:: INPUT DATA ::
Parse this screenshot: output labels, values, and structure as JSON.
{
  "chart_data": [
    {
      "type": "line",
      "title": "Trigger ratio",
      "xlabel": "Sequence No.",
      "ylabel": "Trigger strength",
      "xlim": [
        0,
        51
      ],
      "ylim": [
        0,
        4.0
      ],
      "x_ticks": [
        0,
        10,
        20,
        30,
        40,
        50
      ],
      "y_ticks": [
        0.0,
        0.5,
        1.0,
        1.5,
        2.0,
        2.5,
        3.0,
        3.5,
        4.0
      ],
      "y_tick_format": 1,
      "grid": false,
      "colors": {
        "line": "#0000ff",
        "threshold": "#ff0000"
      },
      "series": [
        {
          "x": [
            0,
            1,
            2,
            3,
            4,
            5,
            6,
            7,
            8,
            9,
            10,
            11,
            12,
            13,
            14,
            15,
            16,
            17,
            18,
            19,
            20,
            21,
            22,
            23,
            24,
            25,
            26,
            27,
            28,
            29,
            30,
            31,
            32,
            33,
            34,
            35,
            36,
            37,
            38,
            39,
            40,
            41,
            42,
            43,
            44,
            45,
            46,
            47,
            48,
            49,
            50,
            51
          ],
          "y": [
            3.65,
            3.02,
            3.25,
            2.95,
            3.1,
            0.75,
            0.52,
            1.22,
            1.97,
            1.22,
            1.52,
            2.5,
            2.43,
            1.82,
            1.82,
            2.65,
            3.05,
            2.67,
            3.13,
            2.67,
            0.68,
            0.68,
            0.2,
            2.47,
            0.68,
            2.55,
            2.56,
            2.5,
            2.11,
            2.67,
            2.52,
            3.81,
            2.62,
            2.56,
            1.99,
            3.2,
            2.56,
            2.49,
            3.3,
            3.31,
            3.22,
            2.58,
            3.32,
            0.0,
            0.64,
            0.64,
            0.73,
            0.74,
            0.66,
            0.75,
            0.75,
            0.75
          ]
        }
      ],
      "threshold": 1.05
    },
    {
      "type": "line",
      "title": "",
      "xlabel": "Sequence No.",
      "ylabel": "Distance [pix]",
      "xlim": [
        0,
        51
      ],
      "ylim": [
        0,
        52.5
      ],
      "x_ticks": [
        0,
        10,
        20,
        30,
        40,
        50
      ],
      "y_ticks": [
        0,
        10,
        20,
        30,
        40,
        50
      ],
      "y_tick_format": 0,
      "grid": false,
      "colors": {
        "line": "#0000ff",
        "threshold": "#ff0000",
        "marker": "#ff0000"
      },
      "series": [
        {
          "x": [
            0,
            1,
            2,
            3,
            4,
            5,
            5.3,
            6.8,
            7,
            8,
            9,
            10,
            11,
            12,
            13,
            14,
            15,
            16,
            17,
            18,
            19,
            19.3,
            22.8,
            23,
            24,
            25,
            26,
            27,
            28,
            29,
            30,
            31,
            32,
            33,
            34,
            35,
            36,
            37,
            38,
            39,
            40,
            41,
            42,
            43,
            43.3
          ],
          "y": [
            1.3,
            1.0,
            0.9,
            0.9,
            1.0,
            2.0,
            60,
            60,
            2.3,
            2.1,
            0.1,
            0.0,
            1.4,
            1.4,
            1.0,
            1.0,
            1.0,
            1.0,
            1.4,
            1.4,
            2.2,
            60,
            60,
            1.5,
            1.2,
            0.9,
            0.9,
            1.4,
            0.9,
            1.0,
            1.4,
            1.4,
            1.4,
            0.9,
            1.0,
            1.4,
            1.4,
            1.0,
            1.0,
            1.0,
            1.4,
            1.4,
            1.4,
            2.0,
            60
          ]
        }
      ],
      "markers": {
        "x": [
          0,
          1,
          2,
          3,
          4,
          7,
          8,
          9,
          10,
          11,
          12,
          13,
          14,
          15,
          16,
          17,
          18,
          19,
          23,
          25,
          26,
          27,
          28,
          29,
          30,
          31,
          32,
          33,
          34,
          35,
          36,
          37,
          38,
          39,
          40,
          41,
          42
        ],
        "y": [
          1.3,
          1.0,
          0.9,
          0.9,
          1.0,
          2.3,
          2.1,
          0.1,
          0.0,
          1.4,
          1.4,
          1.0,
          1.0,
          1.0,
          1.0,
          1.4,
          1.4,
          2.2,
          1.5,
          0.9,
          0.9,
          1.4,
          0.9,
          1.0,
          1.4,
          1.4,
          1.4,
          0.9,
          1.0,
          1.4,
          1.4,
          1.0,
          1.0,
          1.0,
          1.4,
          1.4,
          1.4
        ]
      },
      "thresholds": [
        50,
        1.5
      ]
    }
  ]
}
:::
- **SHORT PROBLEM**
Retype every entry above, word for word.

- **RESPONSE**
Parse this screenshot: output labels, values, and structure as JSON.
{
  "chart_data": [
    {
      "type": "line",
      "title": "Trigger ratio",
      "xlabel": "Sequence No.",
      "ylabel": "Trigger strength",
      "xlim": [
        0,
        51
      ],
      "ylim": [
        0,
        4.0
      ],
      "x_ticks": [
        0,
        10,
        20,
        30,
        40,
        50
      ],
      "y_ticks": [
        0.0,
        0.5,
        1.0,
        1.5,
        2.0,
        2.5,
        3.0,
        3.5,
        4.0
      ],
      "y_tick_format": 1,
      "grid": false,
      "colors": {
        "line": "#0000ff",
        "threshold": "#ff0000"
      },
      "series": [
        {
          "x": [
            0,
            1,
            2,
            3,
            4,
            5,
            6,
            7,
            8,
            9,
            10,
            11,
            12,
            13,
            14,
            15,
            16,
            17,
            18,
            19,
            20,
            21,
            22,
            23,
            24,
            25,
            26,
            27,
            28,
            29,
            30,
            31,
            32,
            33,
            34,
            35,
            36,
            37,
            38,
            39,
            40,
            41,
            42,
            43,
            44,
            45,
            46,
            47,
            48,
            49,
            50,
            51
          ],
          "y": [
            3.65,
            3.02,
            3.25,
            2.95,
            3.1,
            0.75,
            0.52,
            1.22,
            1.97,
            1.22,
            1.52,
            2.5,
            2.43,
            1.82,
            1.82,
            2.65,
            3.05,
            2.67,
            3.13,
            2.67,
            0.68,
            0.68,
            0.2,
            2.47,
            0.68,
            2.55,
            2.56,
            2.5,
            2.11,
            2.67,
            2.52,
            3.81,
            2.62,
            2.56,
            1.99,
            3.2,
            2.56,
            2.49,
            3.3,
            3.31,
            3.22,
            2.58,
            3.32,
            0.0,
            0.64,
            0.64,
            0.73,
            0.74,
            0.66,
            0.75,
            0.75,
            0.75
          ]
        }
      ],
      "threshold": 1.05
    },
    {
      "type": "line",
      "title": "",
      "xlabel": "Sequence No.",
      "ylabel": "Distance [pix]",
      "xlim": [
        0,
        51
      ],
      "ylim": [
        0,
        52.5
      ],
      "x_ticks": [
        0,
        10,
        20,
        30,
        40,
        50
      ],
      "y_ticks": [
        0,
        10,
        20,
        30,
        40,
        50
      ],
      "y_tick_format": 0,
      "grid": false,
      "colors": {
        "line": "#0000ff",
        "threshold": "#ff0000",
        "marker": "#ff0000"
      },
      "series": [
        {
          "x": [
            0,
            1,
            2,
            3,
            4,
            5,
            5.3,
            6.8,
            7,
            8,
            9,
            10,
            11,
            12,
            13,
            14,
            15,
            16,
            17,
            18,
            19,
            19.3,
            22.8,
            23,
            24,
            25,
            26,
            27,
            28,
            29,
            30,
            31,
            32,
            33,
            34,
            35,
            36,
            37,
            38,
            39,
            40,
            41,
            42,
            43,
            43.3
          ],
          "y": [
            1.3,
            1.0,
            0.9,
            0.9,
            1.0,
            2.0,
            60,
            60,
            2.3,
            2.1,
            0.1,
            0.0,
            1.4,
            1.4,
            1.0,
            1.0,
            1.0,
            1.0,
            1.4,
            1.4,
            2.2,
            60,
            60,
            1.5,
            1.2,
            0.9,
            0.9,
            1.4,
            0.9,
            1.0,
            1.4,
            1.4,
            1.4,
            0.9,
            1.0,
            1.4,
            1.4,
            1.0,
            1.0,
            1.0,
            1.4,
            1.4,
            1.4,
            2.0,
            60
          ]
        }
      ],
      "markers": {
        "x": [
          0,
          1,
          2,
          3,
          4,
          7,
          8,
          9,
          10,
          11,
          12,
          13,
          14,
          15,
          16,
          17,
          18,
          19,
          23,
          25,
          26,
          27,
          28,
          29,
          30,
          31,
          32,
          33,
          34,
          35,
          36,
          37,
          38,
          39,
          40,
          41,
          42
        ],
        "y": [
          1.3,
          1.0,
          0.9,
          0.9,
          1.0,
          2.3,
          2.1,
          0.1,
          0.0,
          1.4,
          1.4,
          1.0,
          1.0,
          1.0,
          1.0,
          1.4,
          1.4,
          2.2,
          1.5,
          0.9,
          0.9,
          1.4,
          0.9,
          1.0,
          1.4,
          1.4,
          1.4,
          0.9,
          1.0,
          1.4,
          1.4,
          1.0,
          1.0,
          1.0,
          1.4,
          1.4,
          1.4
        ]
      },
      "thresholds": [
        50,
        1.5
      ]
    }
  ]
}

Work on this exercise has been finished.